* Start Extracted material *

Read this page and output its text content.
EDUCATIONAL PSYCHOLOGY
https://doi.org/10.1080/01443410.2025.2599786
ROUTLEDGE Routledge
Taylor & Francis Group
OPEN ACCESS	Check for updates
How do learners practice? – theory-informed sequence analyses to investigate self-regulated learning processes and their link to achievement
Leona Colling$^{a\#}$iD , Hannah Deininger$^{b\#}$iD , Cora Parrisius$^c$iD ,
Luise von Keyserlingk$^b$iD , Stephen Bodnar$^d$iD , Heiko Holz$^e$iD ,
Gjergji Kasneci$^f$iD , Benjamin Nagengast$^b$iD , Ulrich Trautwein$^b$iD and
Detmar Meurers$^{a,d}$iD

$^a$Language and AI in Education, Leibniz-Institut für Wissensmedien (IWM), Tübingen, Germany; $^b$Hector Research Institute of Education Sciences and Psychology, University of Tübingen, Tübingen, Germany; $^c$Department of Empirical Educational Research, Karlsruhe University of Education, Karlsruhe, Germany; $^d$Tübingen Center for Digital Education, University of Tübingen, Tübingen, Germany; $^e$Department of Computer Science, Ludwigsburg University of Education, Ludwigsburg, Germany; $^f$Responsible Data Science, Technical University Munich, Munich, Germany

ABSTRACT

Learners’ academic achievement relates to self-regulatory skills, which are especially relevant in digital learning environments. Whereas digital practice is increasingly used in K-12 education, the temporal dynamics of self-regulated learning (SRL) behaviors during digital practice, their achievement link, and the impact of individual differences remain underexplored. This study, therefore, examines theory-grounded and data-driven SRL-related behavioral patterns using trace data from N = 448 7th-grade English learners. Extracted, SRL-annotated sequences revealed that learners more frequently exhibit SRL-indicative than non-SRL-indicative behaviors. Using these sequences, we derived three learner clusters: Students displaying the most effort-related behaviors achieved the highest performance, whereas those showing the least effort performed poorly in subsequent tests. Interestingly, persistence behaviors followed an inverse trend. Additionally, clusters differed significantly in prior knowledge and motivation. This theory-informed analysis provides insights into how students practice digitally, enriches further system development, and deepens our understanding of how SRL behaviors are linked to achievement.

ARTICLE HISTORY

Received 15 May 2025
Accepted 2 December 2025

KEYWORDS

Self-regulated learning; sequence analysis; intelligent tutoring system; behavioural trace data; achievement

* End Extracted material *

Copy all the records above precisely.

Read this page and output its text content.
EDUCATIONAL PSYCHOLOGY
https://doi.org/10.1080/01443410.2025.2599786
ROUTLEDGE Routledge
Taylor & Francis Group
OPEN ACCESS	Check for updates
How do learners practice? – theory-informed sequence analyses to investigate self-regulated learning processes and their link to achievement
Leona Colling$^{a\#}$iD , Hannah Deininger$^{b\#}$iD , Cora Parrisius$^c$iD ,
Luise von Keyserlingk$^b$iD , Stephen Bodnar$^d$iD , Heiko Holz$^e$iD ,
Gjergji Kasneci$^f$iD , Benjamin Nagengast$^b$iD , Ulrich Trautwein$^b$iD and
Detmar Meurers$^{a,d}$iD

$^a$Language and AI in Education, Leibniz-Institut für Wissensmedien (IWM), Tübingen, Germany; $^b$Hector Research Institute of Education Sciences and Psychology, University of Tübingen, Tübingen, Germany; $^c$Department of Empirical Educational Research, Karlsruhe University of Education, Karlsruhe, Germany; $^d$Tübingen Center for Digital Education, University of Tübingen, Tübingen, Germany; $^e$Department of Computer Science, Ludwigsburg University of Education, Ludwigsburg, Germany; $^f$Responsible Data Science, Technical University Munich, Munich, Germany

ABSTRACT

Learners’ academic achievement relates to self-regulatory skills, which are especially relevant in digital learning environments. Whereas digital practice is increasingly used in K-12 education, the temporal dynamics of self-regulated learning (SRL) behaviors during digital practice, their achievement link, and the impact of individual differences remain underexplored. This study, therefore, examines theory-grounded and data-driven SRL-related behavioral patterns using trace data from N = 448 7th-grade English learners. Extracted, SRL-annotated sequences revealed that learners more frequently exhibit SRL-indicative than non-SRL-indicative behaviors. Using these sequences, we derived three learner clusters: Students displaying the most effort-related behaviors achieved the highest performance, whereas those showing the least effort performed poorly in subsequent tests. Interestingly, persistence behaviors followed an inverse trend. Additionally, clusters differed significantly in prior knowledge and motivation. This theory-informed analysis provides insights into how students practice digitally, enriches further system development, and deepens our understanding of how SRL behaviors are linked to achievement.

ARTICLE HISTORY

Received 15 May 2025
Accepted 2 December 2025

KEYWORDS

Self-regulated learning; sequence analysis; intelligent tutoring system; behavioural trace data; achievement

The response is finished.